EXERCISE: Your answer should be a single number: the count of lines containing "请酌情自行填写".

━━━ DATASET RECORDS

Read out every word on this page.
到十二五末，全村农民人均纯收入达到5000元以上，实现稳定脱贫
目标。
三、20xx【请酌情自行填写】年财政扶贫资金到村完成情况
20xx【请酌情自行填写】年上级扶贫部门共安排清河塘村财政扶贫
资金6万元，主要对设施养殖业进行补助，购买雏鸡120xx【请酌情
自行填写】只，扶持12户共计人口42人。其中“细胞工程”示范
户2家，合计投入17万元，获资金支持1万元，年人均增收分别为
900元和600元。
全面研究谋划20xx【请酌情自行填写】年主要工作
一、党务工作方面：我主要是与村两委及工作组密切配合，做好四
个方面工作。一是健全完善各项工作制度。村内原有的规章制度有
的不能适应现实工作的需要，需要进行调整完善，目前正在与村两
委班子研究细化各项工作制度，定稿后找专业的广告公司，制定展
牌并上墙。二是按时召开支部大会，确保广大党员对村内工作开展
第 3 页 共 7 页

━━━━━━

WORKED SOLUTION: 3